WHAT YOU ARE ASKED TO DO
Look through the records and report how many lines include the word "Similarity", with no other words.
==== ENTRIES SHOWN
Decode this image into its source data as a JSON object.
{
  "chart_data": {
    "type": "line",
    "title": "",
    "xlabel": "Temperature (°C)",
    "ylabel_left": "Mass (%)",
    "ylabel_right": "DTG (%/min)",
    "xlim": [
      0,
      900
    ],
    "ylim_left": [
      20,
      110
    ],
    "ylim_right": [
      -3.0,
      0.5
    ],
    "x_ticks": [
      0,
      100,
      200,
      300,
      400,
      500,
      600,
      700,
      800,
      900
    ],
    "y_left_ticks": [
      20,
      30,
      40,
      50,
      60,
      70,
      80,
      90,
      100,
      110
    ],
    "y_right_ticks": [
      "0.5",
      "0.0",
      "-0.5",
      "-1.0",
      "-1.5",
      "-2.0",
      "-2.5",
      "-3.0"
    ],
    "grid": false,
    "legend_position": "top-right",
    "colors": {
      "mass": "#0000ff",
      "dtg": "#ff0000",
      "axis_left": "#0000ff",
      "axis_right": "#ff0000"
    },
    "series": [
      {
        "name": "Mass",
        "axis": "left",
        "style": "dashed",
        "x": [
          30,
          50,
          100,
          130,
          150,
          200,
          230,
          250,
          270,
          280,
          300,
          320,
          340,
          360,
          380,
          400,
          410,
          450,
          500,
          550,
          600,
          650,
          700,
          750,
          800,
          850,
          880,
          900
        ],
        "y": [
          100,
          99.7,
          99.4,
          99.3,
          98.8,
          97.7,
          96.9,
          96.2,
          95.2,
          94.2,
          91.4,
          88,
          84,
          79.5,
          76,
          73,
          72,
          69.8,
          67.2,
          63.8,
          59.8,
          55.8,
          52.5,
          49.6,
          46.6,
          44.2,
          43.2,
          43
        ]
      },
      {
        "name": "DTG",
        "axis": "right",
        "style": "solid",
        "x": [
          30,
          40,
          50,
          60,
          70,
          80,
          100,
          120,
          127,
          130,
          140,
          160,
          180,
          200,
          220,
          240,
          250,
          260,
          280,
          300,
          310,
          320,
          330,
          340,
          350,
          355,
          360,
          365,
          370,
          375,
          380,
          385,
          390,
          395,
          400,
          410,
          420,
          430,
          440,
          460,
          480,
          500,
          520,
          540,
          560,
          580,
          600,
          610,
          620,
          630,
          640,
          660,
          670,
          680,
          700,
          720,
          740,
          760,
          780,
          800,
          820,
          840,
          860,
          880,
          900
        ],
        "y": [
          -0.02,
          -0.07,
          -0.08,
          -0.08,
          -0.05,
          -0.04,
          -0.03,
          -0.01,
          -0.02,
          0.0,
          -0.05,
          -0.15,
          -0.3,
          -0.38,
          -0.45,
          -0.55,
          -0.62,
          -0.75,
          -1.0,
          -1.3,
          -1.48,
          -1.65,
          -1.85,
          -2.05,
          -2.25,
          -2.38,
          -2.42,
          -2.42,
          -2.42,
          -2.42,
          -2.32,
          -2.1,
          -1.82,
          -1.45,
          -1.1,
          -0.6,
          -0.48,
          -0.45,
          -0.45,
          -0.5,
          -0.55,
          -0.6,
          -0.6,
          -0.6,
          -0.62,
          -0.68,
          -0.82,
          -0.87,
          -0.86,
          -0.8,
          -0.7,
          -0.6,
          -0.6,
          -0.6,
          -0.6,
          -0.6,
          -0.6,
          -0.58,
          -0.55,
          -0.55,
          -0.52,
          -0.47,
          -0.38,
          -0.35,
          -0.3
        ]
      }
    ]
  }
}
========
==== ENTRIES SHOWN
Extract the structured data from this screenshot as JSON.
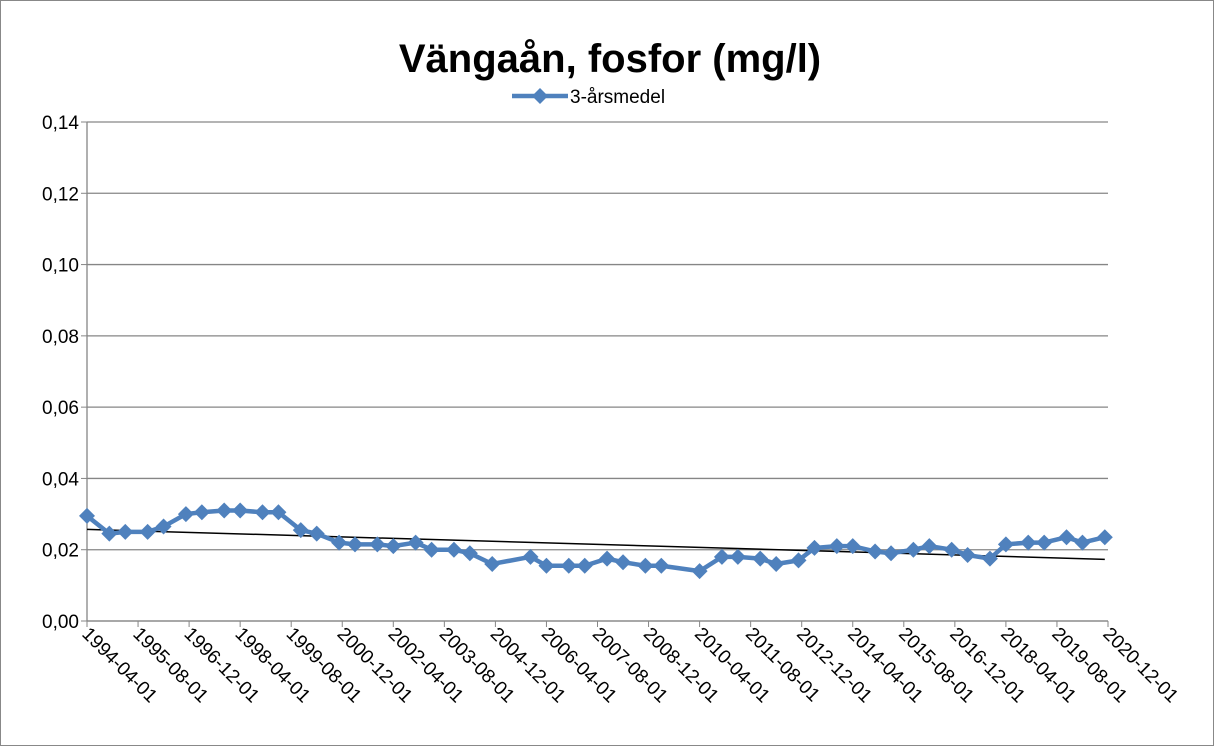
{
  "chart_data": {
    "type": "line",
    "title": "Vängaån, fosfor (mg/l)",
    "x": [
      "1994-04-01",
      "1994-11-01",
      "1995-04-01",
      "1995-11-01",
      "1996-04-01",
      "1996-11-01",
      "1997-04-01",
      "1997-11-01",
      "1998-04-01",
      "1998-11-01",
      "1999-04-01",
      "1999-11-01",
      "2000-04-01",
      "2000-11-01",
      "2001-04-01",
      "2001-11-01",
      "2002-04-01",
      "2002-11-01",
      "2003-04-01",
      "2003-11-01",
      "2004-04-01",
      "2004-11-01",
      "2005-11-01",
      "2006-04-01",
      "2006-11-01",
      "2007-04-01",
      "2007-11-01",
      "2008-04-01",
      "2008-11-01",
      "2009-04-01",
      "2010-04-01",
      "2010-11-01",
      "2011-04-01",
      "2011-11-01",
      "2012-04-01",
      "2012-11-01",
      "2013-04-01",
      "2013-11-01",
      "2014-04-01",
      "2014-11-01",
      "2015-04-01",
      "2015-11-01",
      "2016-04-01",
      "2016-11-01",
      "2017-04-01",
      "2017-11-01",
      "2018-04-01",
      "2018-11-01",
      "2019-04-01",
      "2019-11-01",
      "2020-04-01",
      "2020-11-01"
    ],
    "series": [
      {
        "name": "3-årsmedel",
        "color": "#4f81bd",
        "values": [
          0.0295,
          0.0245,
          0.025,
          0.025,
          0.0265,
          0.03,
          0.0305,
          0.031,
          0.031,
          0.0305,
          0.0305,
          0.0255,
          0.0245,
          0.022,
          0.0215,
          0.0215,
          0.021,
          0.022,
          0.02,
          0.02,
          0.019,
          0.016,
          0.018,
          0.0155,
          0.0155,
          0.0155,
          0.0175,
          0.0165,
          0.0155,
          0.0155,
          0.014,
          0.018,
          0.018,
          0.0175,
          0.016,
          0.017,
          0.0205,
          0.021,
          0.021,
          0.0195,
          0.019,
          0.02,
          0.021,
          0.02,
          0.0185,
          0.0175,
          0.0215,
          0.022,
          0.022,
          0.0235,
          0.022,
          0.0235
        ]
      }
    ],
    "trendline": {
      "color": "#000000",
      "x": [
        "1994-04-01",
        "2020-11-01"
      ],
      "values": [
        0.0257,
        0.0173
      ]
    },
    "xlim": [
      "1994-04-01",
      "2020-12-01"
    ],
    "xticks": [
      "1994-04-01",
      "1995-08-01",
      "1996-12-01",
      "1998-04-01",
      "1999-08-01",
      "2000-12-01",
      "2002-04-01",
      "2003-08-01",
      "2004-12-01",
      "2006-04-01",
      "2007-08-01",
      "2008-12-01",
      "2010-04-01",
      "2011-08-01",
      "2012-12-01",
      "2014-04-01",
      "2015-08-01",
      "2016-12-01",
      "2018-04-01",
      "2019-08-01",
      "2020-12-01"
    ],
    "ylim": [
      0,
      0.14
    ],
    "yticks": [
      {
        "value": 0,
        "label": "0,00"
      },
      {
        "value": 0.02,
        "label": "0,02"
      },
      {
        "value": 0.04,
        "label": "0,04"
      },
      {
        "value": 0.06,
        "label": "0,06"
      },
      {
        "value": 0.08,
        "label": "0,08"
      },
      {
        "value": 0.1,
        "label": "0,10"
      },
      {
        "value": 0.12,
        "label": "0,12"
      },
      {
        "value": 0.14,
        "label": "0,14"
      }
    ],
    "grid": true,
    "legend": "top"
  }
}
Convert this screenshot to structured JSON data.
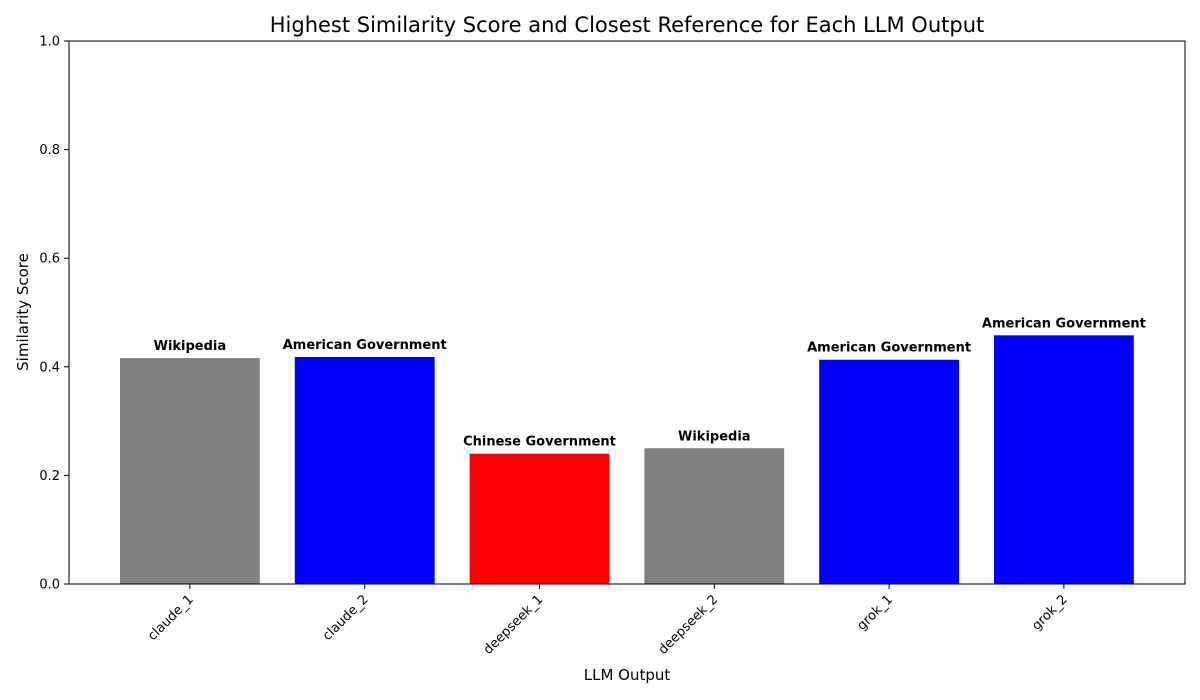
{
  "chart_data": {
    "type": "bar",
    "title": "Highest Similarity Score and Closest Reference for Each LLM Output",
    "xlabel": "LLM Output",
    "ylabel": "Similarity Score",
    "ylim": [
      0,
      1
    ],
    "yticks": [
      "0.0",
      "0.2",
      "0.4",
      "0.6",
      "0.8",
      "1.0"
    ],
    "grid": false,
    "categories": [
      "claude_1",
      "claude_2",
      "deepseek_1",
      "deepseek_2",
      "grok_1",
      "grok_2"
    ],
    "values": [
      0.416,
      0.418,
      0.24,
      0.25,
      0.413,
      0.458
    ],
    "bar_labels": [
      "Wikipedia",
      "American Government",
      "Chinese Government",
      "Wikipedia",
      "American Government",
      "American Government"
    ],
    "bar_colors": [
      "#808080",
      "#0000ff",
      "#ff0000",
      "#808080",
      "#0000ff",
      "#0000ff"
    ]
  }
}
========
WRITTEN RESPONSE
2